▸ Raw records

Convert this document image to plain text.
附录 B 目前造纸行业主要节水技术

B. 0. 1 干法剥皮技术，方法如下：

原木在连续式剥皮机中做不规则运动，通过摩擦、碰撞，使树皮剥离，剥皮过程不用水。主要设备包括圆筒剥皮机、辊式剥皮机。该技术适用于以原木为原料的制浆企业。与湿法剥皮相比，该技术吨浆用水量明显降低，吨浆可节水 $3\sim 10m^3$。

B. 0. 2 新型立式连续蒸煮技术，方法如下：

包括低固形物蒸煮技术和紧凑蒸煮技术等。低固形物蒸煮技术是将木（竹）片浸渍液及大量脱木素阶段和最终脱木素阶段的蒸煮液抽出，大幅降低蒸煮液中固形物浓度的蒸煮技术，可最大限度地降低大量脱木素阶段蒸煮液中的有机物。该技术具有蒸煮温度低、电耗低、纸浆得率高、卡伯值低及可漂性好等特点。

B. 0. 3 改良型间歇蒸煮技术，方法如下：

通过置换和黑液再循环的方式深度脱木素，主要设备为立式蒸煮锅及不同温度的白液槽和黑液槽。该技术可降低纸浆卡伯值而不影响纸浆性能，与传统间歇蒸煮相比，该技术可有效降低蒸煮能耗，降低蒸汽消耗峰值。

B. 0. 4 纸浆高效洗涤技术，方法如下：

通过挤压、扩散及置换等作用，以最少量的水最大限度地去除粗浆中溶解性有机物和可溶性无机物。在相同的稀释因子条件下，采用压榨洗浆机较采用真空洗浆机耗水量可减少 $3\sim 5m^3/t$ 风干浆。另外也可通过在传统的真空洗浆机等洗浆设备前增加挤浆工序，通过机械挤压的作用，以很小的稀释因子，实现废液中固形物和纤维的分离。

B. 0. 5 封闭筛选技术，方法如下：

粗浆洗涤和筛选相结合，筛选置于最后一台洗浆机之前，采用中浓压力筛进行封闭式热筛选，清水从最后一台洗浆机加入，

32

▸ Task objective
Search the lines for "方法如下". Copy each line that has it.

▸ Answer to the problem
B. 0. 1 干法剥皮技术，方法如下：
B. 0. 2 新型立式连续蒸煮技术，方法如下：
B. 0. 3 改良型间歇蒸煮技术，方法如下：
B. 0. 4 纸浆高效洗涤技术，方法如下：
B. 0. 5 封闭筛选技术，方法如下：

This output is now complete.